***** EXERCISE INPUT *****
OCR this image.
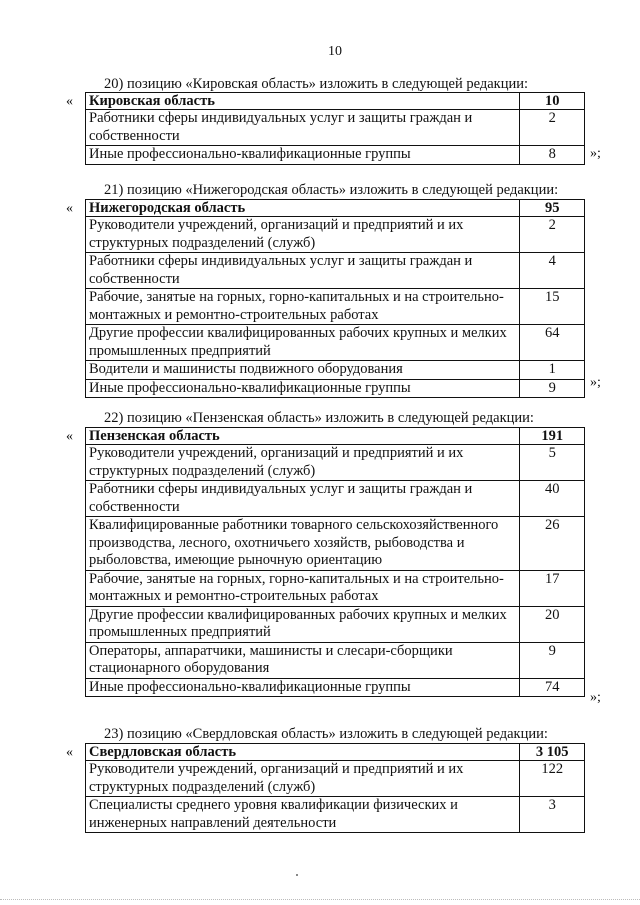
10
20) позицию «Кировская область» изложить в следующей редакции:
« Кировская область	10
Работники сферы индивидуальных услуг и защиты граждан и собственности	2
Иные профессионально-квалификационные группы	8 »;
21) позицию «Нижегородская область» изложить в следующей редакции:
« Нижегородская область	95
Руководители учреждений, организаций и предприятий и их структурных подразделений (служб)	2
Работники сферы индивидуальных услуг и защиты граждан и собственности	4
Рабочие, занятые на горных, горно-капитальных и на строительно-монтажных и ремонтно-строительных работах	15
Другие профессии квалифицированных рабочих крупных и мелких промышленных предприятий	64
Водители и машинисты подвижного оборудования	1
Иные профессионально-квалификационные группы	9 »;
22) позицию «Пензенская область» изложить в следующей редакции:
« Пензенская область	191
Руководители учреждений, организаций и предприятий и их структурных подразделений (служб)	5
Работники сферы индивидуальных услуг и защиты граждан и собственности	40
Квалифицированные работники товарного сельскохозяйственного производства, лесного, охотничьего хозяйств, рыбоводства и рыболовства, имеющие рыночную ориентацию	26
Рабочие, занятые на горных, горно-капитальных и на строительно-монтажных и ремонтно-строительных работах	17
Другие профессии квалифицированных рабочих крупных и мелких промышленных предприятий	20
Операторы, аппаратчики, машинисты и слесари-сборщики стационарного оборудования	9
Иные профессионально-квалификационные группы	74
»;
23) позицию «Свердловская область» изложить в следующей редакции:
« Свердловская область	3 105
Руководители учреждений, организаций и предприятий и их структурных подразделений (служб)	122
Специалисты среднего уровня квалификации физических и инженерных направлений деятельности	3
*****
GOAL OF THE EXERCISE
Make an exact copy of the data, leaving its pictures out.

THE REPLY
OCR this image.
10
20) позицию «Кировская область» изложить в следующей редакции:
« Кировская область	10
Работники сферы индивидуальных услуг и защиты граждан и собственности	2
Иные профессионально-квалификационные группы	8 »;
21) позицию «Нижегородская область» изложить в следующей редакции:
« Нижегородская область	95
Руководители учреждений, организаций и предприятий и их структурных подразделений (служб)	2
Работники сферы индивидуальных услуг и защиты граждан и собственности	4
Рабочие, занятые на горных, горно-капитальных и на строительно-монтажных и ремонтно-строительных работах	15
Другие профессии квалифицированных рабочих крупных и мелких промышленных предприятий	64
Водители и машинисты подвижного оборудования	1
Иные профессионально-квалификационные группы	9 »;
22) позицию «Пензенская область» изложить в следующей редакции:
« Пензенская область	191
Руководители учреждений, организаций и предприятий и их структурных подразделений (служб)	5
Работники сферы индивидуальных услуг и защиты граждан и собственности	40
Квалифицированные работники товарного сельскохозяйственного производства, лесного, охотничьего хозяйств, рыбоводства и рыболовства, имеющие рыночную ориентацию	26
Рабочие, занятые на горных, горно-капитальных и на строительно-монтажных и ремонтно-строительных работах	17
Другие профессии квалифицированных рабочих крупных и мелких промышленных предприятий	20
Операторы, аппаратчики, машинисты и слесари-сборщики стационарного оборудования	9
Иные профессионально-квалификационные группы	74
»;
23) позицию «Свердловская область» изложить в следующей редакции:
« Свердловская область	3 105
Руководители учреждений, организаций и предприятий и их структурных подразделений (служб)	122
Специалисты среднего уровня квалификации физических и инженерных направлений деятельности	3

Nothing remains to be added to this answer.